** Begin SELECTED PASSAGE **
Inside Line: If engines are equal why are Williams so bad?

The matter regarding Formula 1 power unit parity between works and customer teams took centre stage the week before the second test in Barcelona after the FIA put out a directive demanding that engine suppliers provide their customer teams with equal PUs as well as related hardware and software.

This, in turn, spurred Red Bull chief Christian Horner to stir the pot when he suggested that Claire Williams actually lobbied the FIA for this directive, implying that the Grove outfit were unhappy with the ‘equality’ of the engines they received from Merc, but a statement from Williams refutes the claim and said that the engines are equal.

In the wake of Horner’s ‘revelation’ Williams declared on Twitter: “Contrary to comments made recently in the press, we refute any suggestion that we have questioned the parity of the power units provided by Mercedes-AMG HPP.”

Horner’s claims also appear to have irked Mercedes team chief Toto Wolff who was adamant, “It’s not relevant for us, because the rules have been in place for a while that you must supply the customers with the same hardware and software from a power unit standpoint, and we’ve always done that.”
** End SELECTED PASSAGE **
** Begin RECORD SET **
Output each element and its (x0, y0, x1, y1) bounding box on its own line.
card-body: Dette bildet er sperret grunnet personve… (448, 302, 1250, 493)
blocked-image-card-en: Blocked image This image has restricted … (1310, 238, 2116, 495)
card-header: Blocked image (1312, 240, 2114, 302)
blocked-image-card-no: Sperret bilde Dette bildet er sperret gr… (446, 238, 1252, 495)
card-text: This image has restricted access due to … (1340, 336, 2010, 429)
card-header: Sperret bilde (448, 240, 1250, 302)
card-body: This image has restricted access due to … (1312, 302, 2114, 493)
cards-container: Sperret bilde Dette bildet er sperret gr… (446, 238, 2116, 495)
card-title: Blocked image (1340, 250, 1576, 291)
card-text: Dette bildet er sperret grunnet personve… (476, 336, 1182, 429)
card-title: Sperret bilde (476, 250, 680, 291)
** End RECORD SET **
AIM: Continue the article about Formula 1 engine parity between Williams and Mercedes, starting right after its last sentence.

IN RESPONSE:
End of story? Well not quite because there is still a little niggle with regards to this engine parity matter that refuses to go away…

Let’s face it Mercedes have been untouchable in the new turbo era of Formula 1. In the 79 grand prix races since 2014 when the new engine formula was born, their drivers have scored 122 podiums, won 62 grands prix and brought home eight Formula 1 world championships. Utterly dominant is an often used description.

During this period Williams amassed 15 podiums but none of them victories, while a glance at fellow Merc-powered Force India reveal stats that are even bleaker as in the four seasons of hybrid turbo power the Silverstone based outfit have four podiums to their credit but no wins.

Another interesting stat is that a Mercedes has started from pole position on 71 occasions during this period, while Williams has had only one top spot start with Force India yet to enjoy such a luxury.

Now Wolff is adamant that the complaints did not emerge from the teams they supply and insisted his organisation are supplying equal power units to Williams and Force India, plus the exact same software to their customers.

Williams themselves have confirmed: “Contrary to comments made recently in the press, we refute any suggestion that we have questioned the parity of the power units provided by Mercedes-AMG HPP,” Williams said in a statement.

“We are absolutely confident that the power units used by Mercedes, Force India and ourselves are identical in terms of both hardware and software.”

From where I stand Williams have a huge problem: they either have a very bad chassis or very bad drivers during these four years in which they have been receiving identical kit to the work’s team.

Tackling the drivers first… it is notable that Valtteri Bottas in his three years with Williams never won a race, but in his first season with the Silver Arrows added three wins to his CV.

In his three years with Williams, he was in the top three on nine occasions, while in his single year with Merc he celebrated on the podium 12 times.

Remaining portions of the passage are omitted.